-- START OF PROVIDED RECORDS --

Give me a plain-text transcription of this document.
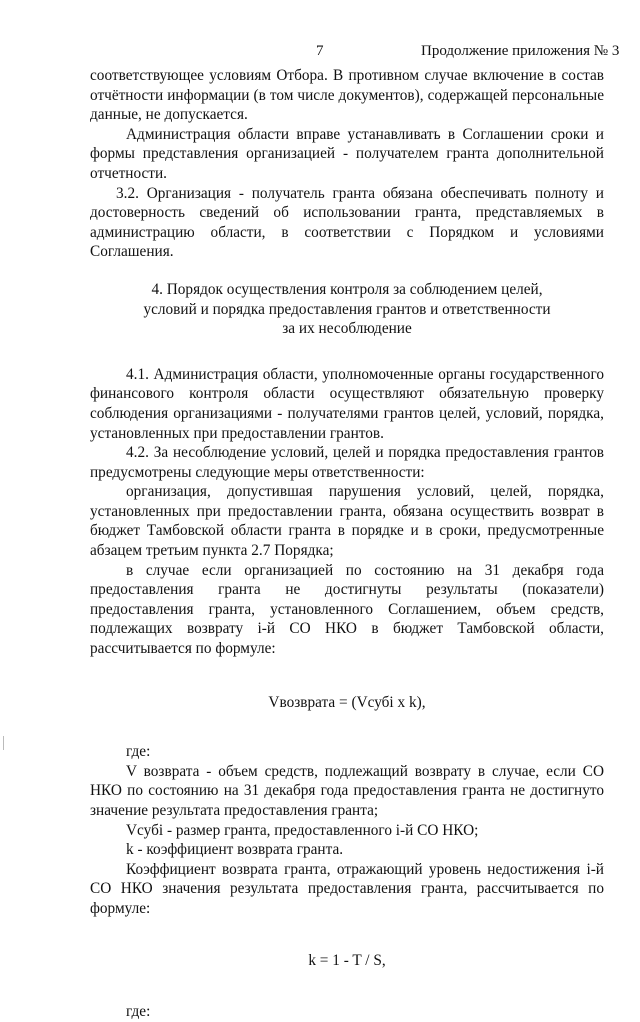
7	Продолжение приложения № 3

соответствующее условиям Отбора. В противном случае включение в состав отчётности информации (в том числе документов), содержащей персональные данные, не допускается.

Администрация области вправе устанавливать в Соглашении сроки и формы представления организацией - получателем гранта дополнительной отчетности.

3.2. Организация - получатель гранта обязана обеспечивать полноту и достоверность сведений об использовании гранта, представляемых в администрацию области, в соответствии с Порядком и условиями Соглашения.

4. Порядок осуществления контроля за соблюдением целей,
условий и порядка предоставления грантов и ответственности
за их несоблюдение

4.1. Администрация области, уполномоченные органы государственного финансового контроля области осуществляют обязательную проверку соблюдения организациями - получателями грантов целей, условий, порядка, установленных при предоставлении грантов.

4.2. За несоблюдение условий, целей и порядка предоставления грантов предусмотрены следующие меры ответственности:

организация, допустившая парушения условий, целей, порядка, установленных при предоставлении гранта, обязана осуществить возврат в бюджет Тамбовской области гранта в порядке и в сроки, предусмотренные абзацем третьим пункта 2.7 Порядка;

в случае если организацией по состоянию на 31 декабря года предоставления гранта не достигнуты результаты (показатели) предоставления гранта, установленного Соглашением, объем средств, подлежащих возврату i-й СО НКО в бюджет Тамбовской области, рассчитывается по формуле:

Vвозврата = (Vсубi x k),

где:

V возврата - объем средств, подлежащий возврату в случае, если СО НКО по состоянию на 31 декабря года предоставления гранта не достигнуто значение результата предоставления гранта;

Vсубi - размер гранта, предоставленного i-й СО НКО;

k - коэффициент возврата гранта.

Коэффициент возврата гранта, отражающий уровень недостижения i-й СО НКО значения результата предоставления гранта, рассчитывается по формуле:

k = 1 - T / S,

где:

-- END OF PROVIDED RECORDS --

--- WHAT YOU ARE ASKED TO DO ---
Set down the complete material exactly, but do not include the images.

--- ANSWER TO THIS EXERCISE ---
Give me a plain-text transcription of this document.
7	Продолжение приложения № 3

соответствующее условиям Отбора. В противном случае включение в состав отчётности информации (в том числе документов), содержащей персональные данные, не допускается.

Администрация области вправе устанавливать в Соглашении сроки и формы представления организацией - получателем гранта дополнительной отчетности.

3.2. Организация - получатель гранта обязана обеспечивать полноту и достоверность сведений об использовании гранта, представляемых в администрацию области, в соответствии с Порядком и условиями Соглашения.

4. Порядок осуществления контроля за соблюдением целей,
условий и порядка предоставления грантов и ответственности
за их несоблюдение

4.1. Администрация области, уполномоченные органы государственного финансового контроля области осуществляют обязательную проверку соблюдения организациями - получателями грантов целей, условий, порядка, установленных при предоставлении грантов.

4.2. За несоблюдение условий, целей и порядка предоставления грантов предусмотрены следующие меры ответственности:

организация, допустившая парушения условий, целей, порядка, установленных при предоставлении гранта, обязана осуществить возврат в бюджет Тамбовской области гранта в порядке и в сроки, предусмотренные абзацем третьим пункта 2.7 Порядка;

в случае если организацией по состоянию на 31 декабря года предоставления гранта не достигнуты результаты (показатели) предоставления гранта, установленного Соглашением, объем средств, подлежащих возврату i-й СО НКО в бюджет Тамбовской области, рассчитывается по формуле:

Vвозврата = (Vсубi x k),

где:

V возврата - объем средств, подлежащий возврату в случае, если СО НКО по состоянию на 31 декабря года предоставления гранта не достигнуто значение результата предоставления гранта;

Vсубi - размер гранта, предоставленного i-й СО НКО;

k - коэффициент возврата гранта.

Коэффициент возврата гранта, отражающий уровень недостижения i-й СО НКО значения результата предоставления гранта, рассчитывается по формуле:

k = 1 - T / S,

где:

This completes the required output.